2.4 Refined data analysis pipeline

2.4.1 Detection and removal of silent gaps

We defined silent gaps as time spans longer than 3 s during which no syllable onset /t/ is detected. Out-of-the-box implementations for automatic syllable or pause detection proved unreliable as they depend on F0 detection—absent in whispered speech—or on amplitude-based features unsuitable for the generally low but highly variable intensity in whispered speech. Instead, we used the spectral flux onset strength envelope (capturing dynamic changes in energy across frequencies) from the librosa Python package (McFee et al., 2025) to identify the recurring transient /t/ onsets in the participant recordings. Silent gaps are carefully removed (cf. Section 2.4.3).

# # # # #

Short exercise 1:
Answer these questions about the passage on silent gaps:
(a) How long must a time span without a detected /t/ onset be to count as a silent gap?
(b) Which Python package supplied the spectral flux onset strength envelope?
(c) What feature, absent in whispered speech, do some out-of-the-box implementations depend on?
Short exercise 2:
Quote the passage on silent gaps, beginning at the words that contain "2.4 Refined data" and stopping after "(cf. Section 2.4.3).".
Short exercise 3:
Continue the passage on silent gaps, picking up after its final sentence.
The items that follow have no connection to the passage on silent gaps.

# # # # #

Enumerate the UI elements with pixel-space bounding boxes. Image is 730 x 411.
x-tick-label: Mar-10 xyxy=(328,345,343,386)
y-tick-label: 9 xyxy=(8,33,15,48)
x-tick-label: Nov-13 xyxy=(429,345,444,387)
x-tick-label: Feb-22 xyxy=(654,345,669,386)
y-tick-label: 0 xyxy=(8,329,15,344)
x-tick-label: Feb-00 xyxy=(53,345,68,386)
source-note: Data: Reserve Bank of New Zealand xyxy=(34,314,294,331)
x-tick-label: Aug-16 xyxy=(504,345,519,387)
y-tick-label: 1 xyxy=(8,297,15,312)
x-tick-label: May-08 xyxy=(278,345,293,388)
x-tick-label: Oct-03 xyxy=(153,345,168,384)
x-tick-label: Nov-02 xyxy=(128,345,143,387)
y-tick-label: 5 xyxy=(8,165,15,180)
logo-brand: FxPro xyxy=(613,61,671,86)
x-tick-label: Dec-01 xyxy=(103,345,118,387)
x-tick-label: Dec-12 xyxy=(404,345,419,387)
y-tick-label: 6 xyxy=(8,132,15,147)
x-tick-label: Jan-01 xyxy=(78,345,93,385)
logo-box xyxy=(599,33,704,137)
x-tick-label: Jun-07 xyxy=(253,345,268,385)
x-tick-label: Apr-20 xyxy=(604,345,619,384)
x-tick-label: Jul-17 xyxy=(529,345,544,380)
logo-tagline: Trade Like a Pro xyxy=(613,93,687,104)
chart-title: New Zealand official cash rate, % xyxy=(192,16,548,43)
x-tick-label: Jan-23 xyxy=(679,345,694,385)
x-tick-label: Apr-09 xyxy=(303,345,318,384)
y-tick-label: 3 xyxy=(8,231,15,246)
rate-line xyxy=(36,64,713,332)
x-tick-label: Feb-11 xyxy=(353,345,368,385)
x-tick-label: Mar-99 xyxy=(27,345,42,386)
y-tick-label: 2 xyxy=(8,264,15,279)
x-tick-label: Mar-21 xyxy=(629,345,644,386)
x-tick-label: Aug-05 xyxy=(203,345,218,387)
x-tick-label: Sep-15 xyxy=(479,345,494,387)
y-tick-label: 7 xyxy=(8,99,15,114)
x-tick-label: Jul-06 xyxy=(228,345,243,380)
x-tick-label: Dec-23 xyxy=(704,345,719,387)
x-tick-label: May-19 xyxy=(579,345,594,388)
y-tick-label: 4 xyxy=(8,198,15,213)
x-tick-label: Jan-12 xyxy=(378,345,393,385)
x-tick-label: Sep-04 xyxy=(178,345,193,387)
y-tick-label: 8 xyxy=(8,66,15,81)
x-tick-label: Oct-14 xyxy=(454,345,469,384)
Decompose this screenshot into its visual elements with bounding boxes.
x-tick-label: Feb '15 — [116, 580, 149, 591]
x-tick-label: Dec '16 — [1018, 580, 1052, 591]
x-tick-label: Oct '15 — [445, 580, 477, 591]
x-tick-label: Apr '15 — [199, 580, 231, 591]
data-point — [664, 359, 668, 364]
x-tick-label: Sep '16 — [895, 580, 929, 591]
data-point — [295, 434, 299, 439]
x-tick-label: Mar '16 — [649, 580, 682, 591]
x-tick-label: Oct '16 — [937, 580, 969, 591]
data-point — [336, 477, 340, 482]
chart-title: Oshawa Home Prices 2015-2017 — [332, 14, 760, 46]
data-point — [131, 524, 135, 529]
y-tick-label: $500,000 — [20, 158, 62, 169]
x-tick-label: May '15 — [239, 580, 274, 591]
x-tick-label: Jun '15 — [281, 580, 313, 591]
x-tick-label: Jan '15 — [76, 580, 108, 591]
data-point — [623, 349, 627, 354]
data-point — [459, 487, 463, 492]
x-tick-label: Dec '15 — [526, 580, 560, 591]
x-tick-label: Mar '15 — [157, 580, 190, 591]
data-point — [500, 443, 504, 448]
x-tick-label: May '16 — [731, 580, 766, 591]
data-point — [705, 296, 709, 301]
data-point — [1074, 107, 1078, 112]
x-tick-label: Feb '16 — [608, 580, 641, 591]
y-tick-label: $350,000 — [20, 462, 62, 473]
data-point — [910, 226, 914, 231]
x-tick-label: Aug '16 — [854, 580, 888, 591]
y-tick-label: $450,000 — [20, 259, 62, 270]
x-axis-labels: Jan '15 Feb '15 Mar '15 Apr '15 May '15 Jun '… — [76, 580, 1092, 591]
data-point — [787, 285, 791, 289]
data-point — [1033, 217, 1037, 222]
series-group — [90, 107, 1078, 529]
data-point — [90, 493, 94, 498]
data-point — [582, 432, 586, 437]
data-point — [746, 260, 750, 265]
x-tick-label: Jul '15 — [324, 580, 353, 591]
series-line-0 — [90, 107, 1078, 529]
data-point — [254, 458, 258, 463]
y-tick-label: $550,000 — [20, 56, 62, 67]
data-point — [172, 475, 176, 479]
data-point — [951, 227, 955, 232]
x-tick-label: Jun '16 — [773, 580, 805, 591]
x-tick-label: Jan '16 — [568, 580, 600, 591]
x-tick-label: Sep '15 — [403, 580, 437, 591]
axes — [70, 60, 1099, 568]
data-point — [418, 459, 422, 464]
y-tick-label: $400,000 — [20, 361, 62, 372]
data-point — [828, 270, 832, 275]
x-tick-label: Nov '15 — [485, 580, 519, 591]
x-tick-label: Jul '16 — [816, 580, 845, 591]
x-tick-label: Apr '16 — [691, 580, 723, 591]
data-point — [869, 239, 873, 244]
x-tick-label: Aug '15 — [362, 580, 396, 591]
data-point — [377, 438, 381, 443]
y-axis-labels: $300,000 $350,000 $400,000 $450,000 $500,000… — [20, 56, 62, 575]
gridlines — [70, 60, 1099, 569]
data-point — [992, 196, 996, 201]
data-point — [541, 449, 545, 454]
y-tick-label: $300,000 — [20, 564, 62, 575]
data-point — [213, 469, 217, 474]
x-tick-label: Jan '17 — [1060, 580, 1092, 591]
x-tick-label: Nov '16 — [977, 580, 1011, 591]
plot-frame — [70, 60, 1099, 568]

# # # # #

Exercise response 1:
(a) Longer than 3 s.
(b) The librosa package.
(c) F0 detection.

Exercise response 2:
2.4 Refined data analysis pipeline

2.4.1 Detection and removal of silent gaps

We defined silent gaps as time spans longer than 3 s during which no syllable onset /t/ is detected. Out-of-the-box implementations for automatic syllable or pause detection proved unreliable as they depend on F0 detection—absent in whispered speech—or on amplitude-based features unsuitable for the generally low but highly variable intensity in whispered speech. Instead, we used the spectral flux onset strength envelope (capturing dynamic changes in energy across frequencies) from the librosa Python package (McFee et al., 2025) to identify the recurring transient /t/ onsets in the participant recordings. Silent gaps are carefully removed (cf. Section 2.4.3).

Exercise response 3:
2.4.2 Stimulus leakage removal

Despite careful instructions and controlled settings, the stimulus can leak into the participant recording and distort results. We observed that external stimulus leakages introduce an F0 of 200 Hz into the recordings, indicating a potential for automatic leakage detection. Since the spectral content of the produced /ta/ syllables typically exceeds 3 kHz and the stimulus is ideally bandpass filtered between [0, 3 kHz], leakages can be removed using a bandstop filter with a [0, 3 kHz] stopband (Lizcano-Cortés et al., 2022). We used a Chebyshev 2 filter of 6th order and 40 dB attenuation in the stopband for this task. Post-filtered recordings must be carefully checked since participant productions might be filtered out if produced below 3 kHz (we provide a sanity-script to visually validate the reconstruction of the post-filtered recording/speech envelope, cf. Supplementary Figure S2).

2.4.3 Corrected moving window PLV

We encountered a small error in the PLV computation of Mares' (2022) Python analysis script (Script name: funcs.py, function: PLVevol). The time and plv variables in the script are initialized based on a wrong number of expected windows, leading to an excess window that is not assigned a value (initialized with and remains at 0) but is considered when taking the mean across all moving windows. We noticed this because we computed the PLV between the stimulus and itself for testing purposes, which yielded a value of 0.975 instead of 1. Furthermore, the parameters for the window and overlap duration could not be set to values other than the defaults—changing them throws an IndexError. We corrected both issues.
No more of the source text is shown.